[Records contained in a dataset]

-------------------------

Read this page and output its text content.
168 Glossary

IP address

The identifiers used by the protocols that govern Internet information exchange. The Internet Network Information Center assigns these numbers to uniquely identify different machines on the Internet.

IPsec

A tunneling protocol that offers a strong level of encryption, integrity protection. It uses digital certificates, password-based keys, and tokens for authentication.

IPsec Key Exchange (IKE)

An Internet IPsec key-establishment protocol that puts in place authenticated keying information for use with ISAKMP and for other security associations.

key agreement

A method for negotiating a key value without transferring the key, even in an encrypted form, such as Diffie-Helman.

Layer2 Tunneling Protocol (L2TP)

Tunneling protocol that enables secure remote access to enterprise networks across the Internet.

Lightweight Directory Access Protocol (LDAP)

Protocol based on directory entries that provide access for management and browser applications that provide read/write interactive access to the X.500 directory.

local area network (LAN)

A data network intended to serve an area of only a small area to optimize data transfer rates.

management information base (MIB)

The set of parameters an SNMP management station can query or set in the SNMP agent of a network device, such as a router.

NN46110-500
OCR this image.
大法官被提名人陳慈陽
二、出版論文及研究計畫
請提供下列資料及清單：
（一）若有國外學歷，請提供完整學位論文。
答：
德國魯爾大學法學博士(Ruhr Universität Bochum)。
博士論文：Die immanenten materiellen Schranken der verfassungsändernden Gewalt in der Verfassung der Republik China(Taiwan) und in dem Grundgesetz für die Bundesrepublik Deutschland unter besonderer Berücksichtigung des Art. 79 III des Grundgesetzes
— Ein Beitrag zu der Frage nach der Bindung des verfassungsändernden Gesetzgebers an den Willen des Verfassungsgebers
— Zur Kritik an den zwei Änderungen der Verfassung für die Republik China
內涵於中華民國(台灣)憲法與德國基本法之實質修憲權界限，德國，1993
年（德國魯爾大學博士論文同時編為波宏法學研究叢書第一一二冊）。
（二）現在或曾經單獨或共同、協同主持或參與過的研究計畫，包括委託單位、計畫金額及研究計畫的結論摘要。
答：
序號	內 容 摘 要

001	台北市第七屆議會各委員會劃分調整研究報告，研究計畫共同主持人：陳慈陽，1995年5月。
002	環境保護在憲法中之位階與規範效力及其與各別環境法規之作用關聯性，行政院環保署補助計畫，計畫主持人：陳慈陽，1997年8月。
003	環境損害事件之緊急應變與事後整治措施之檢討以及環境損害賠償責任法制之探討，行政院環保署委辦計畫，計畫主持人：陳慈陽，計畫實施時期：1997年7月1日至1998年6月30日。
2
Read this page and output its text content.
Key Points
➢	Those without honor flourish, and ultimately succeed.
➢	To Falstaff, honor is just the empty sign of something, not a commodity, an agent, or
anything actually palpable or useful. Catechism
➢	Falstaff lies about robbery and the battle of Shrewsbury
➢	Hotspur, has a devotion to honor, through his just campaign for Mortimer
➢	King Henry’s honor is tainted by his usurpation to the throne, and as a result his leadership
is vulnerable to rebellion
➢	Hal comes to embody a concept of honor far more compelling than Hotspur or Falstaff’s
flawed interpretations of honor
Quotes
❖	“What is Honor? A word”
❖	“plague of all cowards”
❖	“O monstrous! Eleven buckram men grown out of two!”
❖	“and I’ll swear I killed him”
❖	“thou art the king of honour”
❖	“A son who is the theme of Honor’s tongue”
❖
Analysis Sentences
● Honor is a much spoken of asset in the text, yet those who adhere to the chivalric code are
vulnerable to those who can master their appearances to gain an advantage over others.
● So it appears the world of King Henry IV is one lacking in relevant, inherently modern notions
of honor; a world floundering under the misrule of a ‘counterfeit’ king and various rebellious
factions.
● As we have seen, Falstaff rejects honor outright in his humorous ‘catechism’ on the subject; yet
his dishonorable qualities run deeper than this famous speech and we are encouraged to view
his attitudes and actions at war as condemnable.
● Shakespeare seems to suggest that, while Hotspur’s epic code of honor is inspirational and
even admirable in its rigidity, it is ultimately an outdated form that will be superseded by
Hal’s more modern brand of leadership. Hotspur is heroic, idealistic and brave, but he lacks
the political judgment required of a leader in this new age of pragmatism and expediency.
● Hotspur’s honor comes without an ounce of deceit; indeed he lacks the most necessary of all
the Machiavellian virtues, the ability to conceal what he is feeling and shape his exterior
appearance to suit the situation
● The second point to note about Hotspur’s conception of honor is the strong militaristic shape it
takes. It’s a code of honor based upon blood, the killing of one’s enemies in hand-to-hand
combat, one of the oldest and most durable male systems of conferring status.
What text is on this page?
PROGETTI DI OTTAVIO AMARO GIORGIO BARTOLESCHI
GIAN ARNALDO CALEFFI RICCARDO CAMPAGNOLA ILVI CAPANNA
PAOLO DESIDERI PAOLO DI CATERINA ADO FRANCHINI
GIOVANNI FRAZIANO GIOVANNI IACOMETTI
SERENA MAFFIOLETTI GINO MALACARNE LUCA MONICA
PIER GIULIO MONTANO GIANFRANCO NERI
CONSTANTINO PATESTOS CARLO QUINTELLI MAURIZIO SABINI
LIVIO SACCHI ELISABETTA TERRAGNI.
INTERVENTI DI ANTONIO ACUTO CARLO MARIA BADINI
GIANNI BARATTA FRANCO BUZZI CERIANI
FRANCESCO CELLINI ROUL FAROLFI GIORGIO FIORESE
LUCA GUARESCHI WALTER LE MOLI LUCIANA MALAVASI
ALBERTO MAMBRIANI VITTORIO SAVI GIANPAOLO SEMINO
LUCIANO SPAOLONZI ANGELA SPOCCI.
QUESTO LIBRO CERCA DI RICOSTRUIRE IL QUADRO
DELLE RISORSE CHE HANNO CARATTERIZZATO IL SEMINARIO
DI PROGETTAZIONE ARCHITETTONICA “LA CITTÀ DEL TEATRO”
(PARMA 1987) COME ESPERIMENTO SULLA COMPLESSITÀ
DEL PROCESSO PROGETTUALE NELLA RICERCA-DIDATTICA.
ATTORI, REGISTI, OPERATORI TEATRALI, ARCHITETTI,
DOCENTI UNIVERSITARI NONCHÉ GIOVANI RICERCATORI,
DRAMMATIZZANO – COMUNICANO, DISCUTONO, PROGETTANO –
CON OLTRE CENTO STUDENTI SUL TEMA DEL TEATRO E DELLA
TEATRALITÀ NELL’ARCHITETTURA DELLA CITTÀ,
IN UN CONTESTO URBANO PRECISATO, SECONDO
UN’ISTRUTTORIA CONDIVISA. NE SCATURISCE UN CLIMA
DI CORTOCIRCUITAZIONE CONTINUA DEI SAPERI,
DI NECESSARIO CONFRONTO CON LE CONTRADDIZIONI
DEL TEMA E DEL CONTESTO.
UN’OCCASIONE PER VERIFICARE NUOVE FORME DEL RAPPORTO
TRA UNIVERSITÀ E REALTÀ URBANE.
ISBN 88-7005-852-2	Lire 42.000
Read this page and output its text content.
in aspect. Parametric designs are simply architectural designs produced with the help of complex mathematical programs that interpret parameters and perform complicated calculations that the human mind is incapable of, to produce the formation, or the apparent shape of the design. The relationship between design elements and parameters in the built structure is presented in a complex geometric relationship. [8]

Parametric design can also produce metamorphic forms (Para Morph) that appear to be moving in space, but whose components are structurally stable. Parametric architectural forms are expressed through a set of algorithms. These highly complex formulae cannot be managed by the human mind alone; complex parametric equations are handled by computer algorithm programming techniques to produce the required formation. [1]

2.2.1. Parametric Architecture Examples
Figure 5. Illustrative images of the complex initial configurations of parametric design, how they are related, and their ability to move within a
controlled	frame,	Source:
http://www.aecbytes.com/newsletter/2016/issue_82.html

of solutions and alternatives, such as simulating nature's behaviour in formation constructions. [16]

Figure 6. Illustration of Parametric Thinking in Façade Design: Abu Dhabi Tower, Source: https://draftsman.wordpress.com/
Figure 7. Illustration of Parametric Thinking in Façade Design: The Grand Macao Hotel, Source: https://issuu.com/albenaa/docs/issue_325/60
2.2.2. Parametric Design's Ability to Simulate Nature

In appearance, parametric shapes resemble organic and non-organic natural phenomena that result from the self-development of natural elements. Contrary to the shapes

-------------------------

| PROBLEM DESCRIPTION |
Copy out every line that includes the word "https".

| RESULT OF THE EXERCISE |
Figure 6. Illustration of Parametric Thinking in Façade Design: Abu Dhabi Tower, Source: https://draftsman.wordpress.com/
Figure 7. Illustration of Parametric Thinking in Façade Design: The Grand Macao Hotel, Source: https://issuu.com/albenaa/docs/issue_325/60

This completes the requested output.